__Exercise__. Each entry below is to be given again word for word, with no pictures.
─── Data to use
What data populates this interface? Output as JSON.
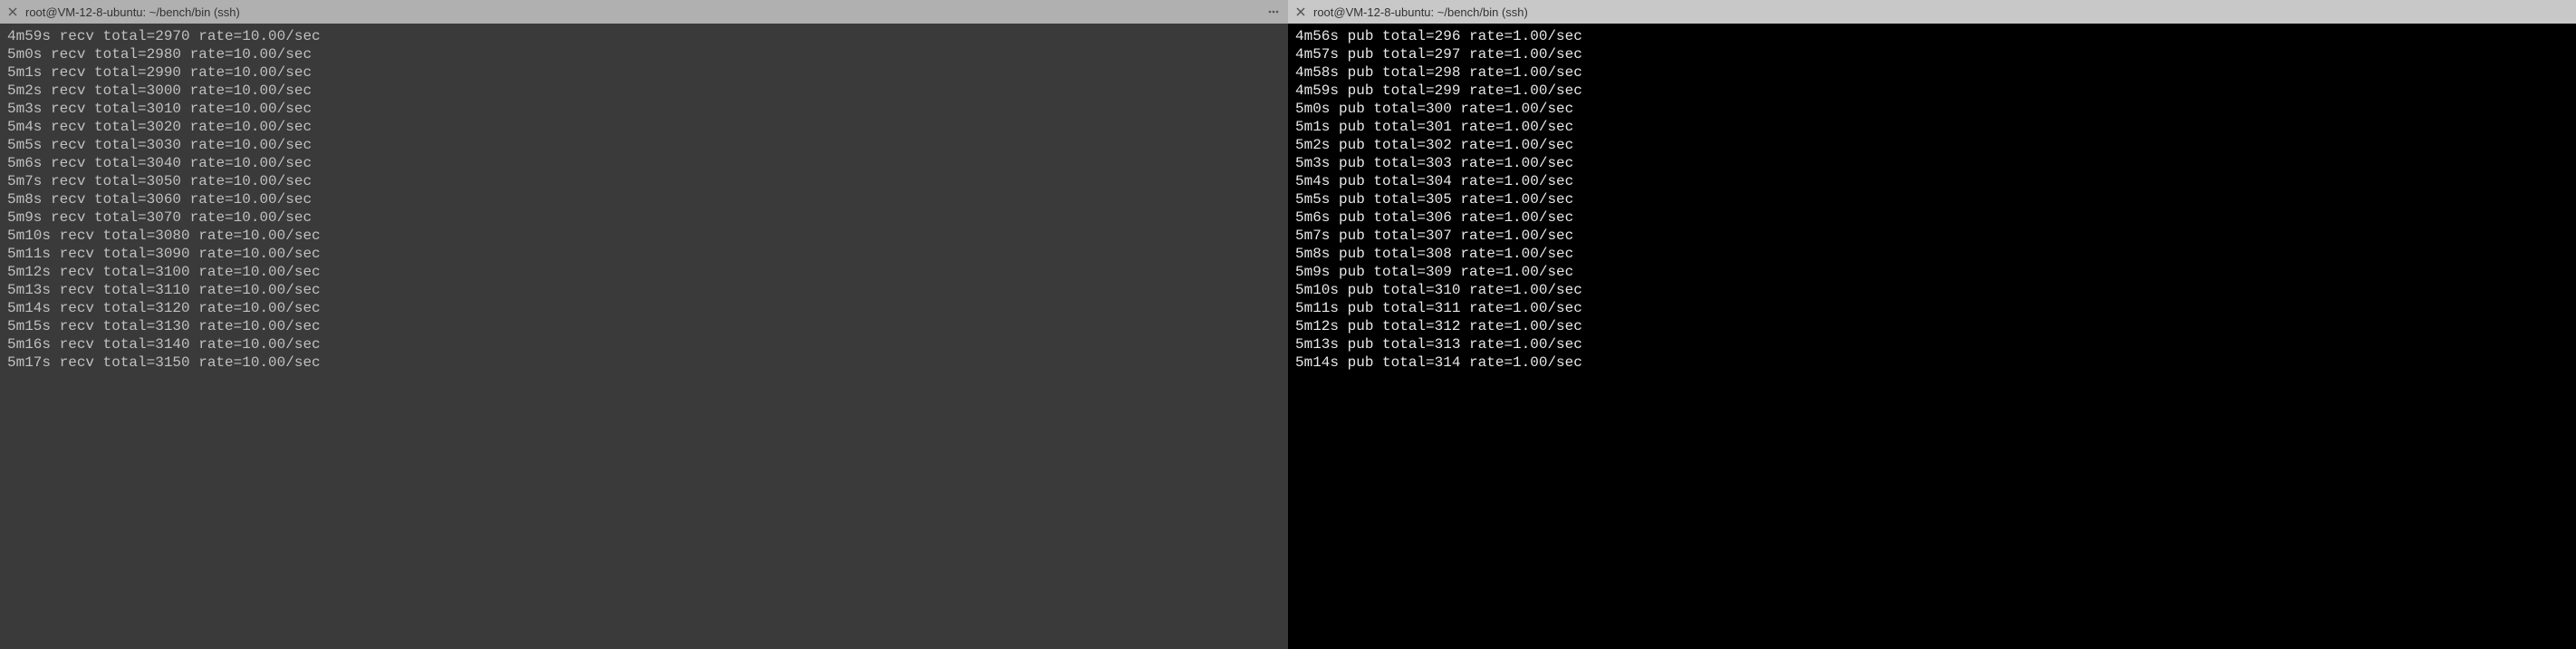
{
  "left_pane": {
    "tab_title": "root@VM-12-8-ubuntu: ~/bench/bin (ssh)",
    "lines": [
      {
        "time": "4m59s",
        "op": "recv",
        "total": "2970",
        "rate": "10.00/sec"
      },
      {
        "time": "5m0s",
        "op": "recv",
        "total": "2980",
        "rate": "10.00/sec"
      },
      {
        "time": "5m1s",
        "op": "recv",
        "total": "2990",
        "rate": "10.00/sec"
      },
      {
        "time": "5m2s",
        "op": "recv",
        "total": "3000",
        "rate": "10.00/sec"
      },
      {
        "time": "5m3s",
        "op": "recv",
        "total": "3010",
        "rate": "10.00/sec"
      },
      {
        "time": "5m4s",
        "op": "recv",
        "total": "3020",
        "rate": "10.00/sec"
      },
      {
        "time": "5m5s",
        "op": "recv",
        "total": "3030",
        "rate": "10.00/sec"
      },
      {
        "time": "5m6s",
        "op": "recv",
        "total": "3040",
        "rate": "10.00/sec"
      },
      {
        "time": "5m7s",
        "op": "recv",
        "total": "3050",
        "rate": "10.00/sec"
      },
      {
        "time": "5m8s",
        "op": "recv",
        "total": "3060",
        "rate": "10.00/sec"
      },
      {
        "time": "5m9s",
        "op": "recv",
        "total": "3070",
        "rate": "10.00/sec"
      },
      {
        "time": "5m10s",
        "op": "recv",
        "total": "3080",
        "rate": "10.00/sec"
      },
      {
        "time": "5m11s",
        "op": "recv",
        "total": "3090",
        "rate": "10.00/sec"
      },
      {
        "time": "5m12s",
        "op": "recv",
        "total": "3100",
        "rate": "10.00/sec"
      },
      {
        "time": "5m13s",
        "op": "recv",
        "total": "3110",
        "rate": "10.00/sec"
      },
      {
        "time": "5m14s",
        "op": "recv",
        "total": "3120",
        "rate": "10.00/sec"
      },
      {
        "time": "5m15s",
        "op": "recv",
        "total": "3130",
        "rate": "10.00/sec"
      },
      {
        "time": "5m16s",
        "op": "recv",
        "total": "3140",
        "rate": "10.00/sec"
      },
      {
        "time": "5m17s",
        "op": "recv",
        "total": "3150",
        "rate": "10.00/sec"
      }
    ]
  },
  "right_pane": {
    "tab_title": "root@VM-12-8-ubuntu: ~/bench/bin (ssh)",
    "lines": [
      {
        "time": "4m56s",
        "op": "pub",
        "total": "296",
        "rate": "1.00/sec"
      },
      {
        "time": "4m57s",
        "op": "pub",
        "total": "297",
        "rate": "1.00/sec"
      },
      {
        "time": "4m58s",
        "op": "pub",
        "total": "298",
        "rate": "1.00/sec"
      },
      {
        "time": "4m59s",
        "op": "pub",
        "total": "299",
        "rate": "1.00/sec"
      },
      {
        "time": "5m0s",
        "op": "pub",
        "total": "300",
        "rate": "1.00/sec"
      },
      {
        "time": "5m1s",
        "op": "pub",
        "total": "301",
        "rate": "1.00/sec"
      },
      {
        "time": "5m2s",
        "op": "pub",
        "total": "302",
        "rate": "1.00/sec"
      },
      {
        "time": "5m3s",
        "op": "pub",
        "total": "303",
        "rate": "1.00/sec"
      },
      {
        "time": "5m4s",
        "op": "pub",
        "total": "304",
        "rate": "1.00/sec"
      },
      {
        "time": "5m5s",
        "op": "pub",
        "total": "305",
        "rate": "1.00/sec"
      },
      {
        "time": "5m6s",
        "op": "pub",
        "total": "306",
        "rate": "1.00/sec"
      },
      {
        "time": "5m7s",
        "op": "pub",
        "total": "307",
        "rate": "1.00/sec"
      },
      {
        "time": "5m8s",
        "op": "pub",
        "total": "308",
        "rate": "1.00/sec"
      },
      {
        "time": "5m9s",
        "op": "pub",
        "total": "309",
        "rate": "1.00/sec"
      },
      {
        "time": "5m10s",
        "op": "pub",
        "total": "310",
        "rate": "1.00/sec"
      },
      {
        "time": "5m11s",
        "op": "pub",
        "total": "311",
        "rate": "1.00/sec"
      },
      {
        "time": "5m12s",
        "op": "pub",
        "total": "312",
        "rate": "1.00/sec"
      },
      {
        "time": "5m13s",
        "op": "pub",
        "total": "313",
        "rate": "1.00/sec"
      },
      {
        "time": "5m14s",
        "op": "pub",
        "total": "314",
        "rate": "1.00/sec"
      }
    ]
  }
}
──────
__Solution for this problem__.
What data populates this interface? Output as JSON.
{
  "left_pane": {
    "tab_title": "root@VM-12-8-ubuntu: ~/bench/bin (ssh)",
    "lines": [
      {
        "time": "4m59s",
        "op": "recv",
        "total": "2970",
        "rate": "10.00/sec"
      },
      {
        "time": "5m0s",
        "op": "recv",
        "total": "2980",
        "rate": "10.00/sec"
      },
      {
        "time": "5m1s",
        "op": "recv",
        "total": "2990",
        "rate": "10.00/sec"
      },
      {
        "time": "5m2s",
        "op": "recv",
        "total": "3000",
        "rate": "10.00/sec"
      },
      {
        "time": "5m3s",
        "op": "recv",
        "total": "3010",
        "rate": "10.00/sec"
      },
      {
        "time": "5m4s",
        "op": "recv",
        "total": "3020",
        "rate": "10.00/sec"
      },
      {
        "time": "5m5s",
        "op": "recv",
        "total": "3030",
        "rate": "10.00/sec"
      },
      {
        "time": "5m6s",
        "op": "recv",
        "total": "3040",
        "rate": "10.00/sec"
      },
      {
        "time": "5m7s",
        "op": "recv",
        "total": "3050",
        "rate": "10.00/sec"
      },
      {
        "time": "5m8s",
        "op": "recv",
        "total": "3060",
        "rate": "10.00/sec"
      },
      {
        "time": "5m9s",
        "op": "recv",
        "total": "3070",
        "rate": "10.00/sec"
      },
      {
        "time": "5m10s",
        "op": "recv",
        "total": "3080",
        "rate": "10.00/sec"
      },
      {
        "time": "5m11s",
        "op": "recv",
        "total": "3090",
        "rate": "10.00/sec"
      },
      {
        "time": "5m12s",
        "op": "recv",
        "total": "3100",
        "rate": "10.00/sec"
      },
      {
        "time": "5m13s",
        "op": "recv",
        "total": "3110",
        "rate": "10.00/sec"
      },
      {
        "time": "5m14s",
        "op": "recv",
        "total": "3120",
        "rate": "10.00/sec"
      },
      {
        "time": "5m15s",
        "op": "recv",
        "total": "3130",
        "rate": "10.00/sec"
      },
      {
        "time": "5m16s",
        "op": "recv",
        "total": "3140",
        "rate": "10.00/sec"
      },
      {
        "time": "5m17s",
        "op": "recv",
        "total": "3150",
        "rate": "10.00/sec"
      }
    ]
  },
  "right_pane": {
    "tab_title": "root@VM-12-8-ubuntu: ~/bench/bin (ssh)",
    "lines": [
      {
        "time": "4m56s",
        "op": "pub",
        "total": "296",
        "rate": "1.00/sec"
      },
      {
        "time": "4m57s",
        "op": "pub",
        "total": "297",
        "rate": "1.00/sec"
      },
      {
        "time": "4m58s",
        "op": "pub",
        "total": "298",
        "rate": "1.00/sec"
      },
      {
        "time": "4m59s",
        "op": "pub",
        "total": "299",
        "rate": "1.00/sec"
      },
      {
        "time": "5m0s",
        "op": "pub",
        "total": "300",
        "rate": "1.00/sec"
      },
      {
        "time": "5m1s",
        "op": "pub",
        "total": "301",
        "rate": "1.00/sec"
      },
      {
        "time": "5m2s",
        "op": "pub",
        "total": "302",
        "rate": "1.00/sec"
      },
      {
        "time": "5m3s",
        "op": "pub",
        "total": "303",
        "rate": "1.00/sec"
      },
      {
        "time": "5m4s",
        "op": "pub",
        "total": "304",
        "rate": "1.00/sec"
      },
      {
        "time": "5m5s",
        "op": "pub",
        "total": "305",
        "rate": "1.00/sec"
      },
      {
        "time": "5m6s",
        "op": "pub",
        "total": "306",
        "rate": "1.00/sec"
      },
      {
        "time": "5m7s",
        "op": "pub",
        "total": "307",
        "rate": "1.00/sec"
      },
      {
        "time": "5m8s",
        "op": "pub",
        "total": "308",
        "rate": "1.00/sec"
      },
      {
        "time": "5m9s",
        "op": "pub",
        "total": "309",
        "rate": "1.00/sec"
      },
      {
        "time": "5m10s",
        "op": "pub",
        "total": "310",
        "rate": "1.00/sec"
      },
      {
        "time": "5m11s",
        "op": "pub",
        "total": "311",
        "rate": "1.00/sec"
      },
      {
        "time": "5m12s",
        "op": "pub",
        "total": "312",
        "rate": "1.00/sec"
      },
      {
        "time": "5m13s",
        "op": "pub",
        "total": "313",
        "rate": "1.00/sec"
      },
      {
        "time": "5m14s",
        "op": "pub",
        "total": "314",
        "rate": "1.00/sec"
      }
    ]
  }
}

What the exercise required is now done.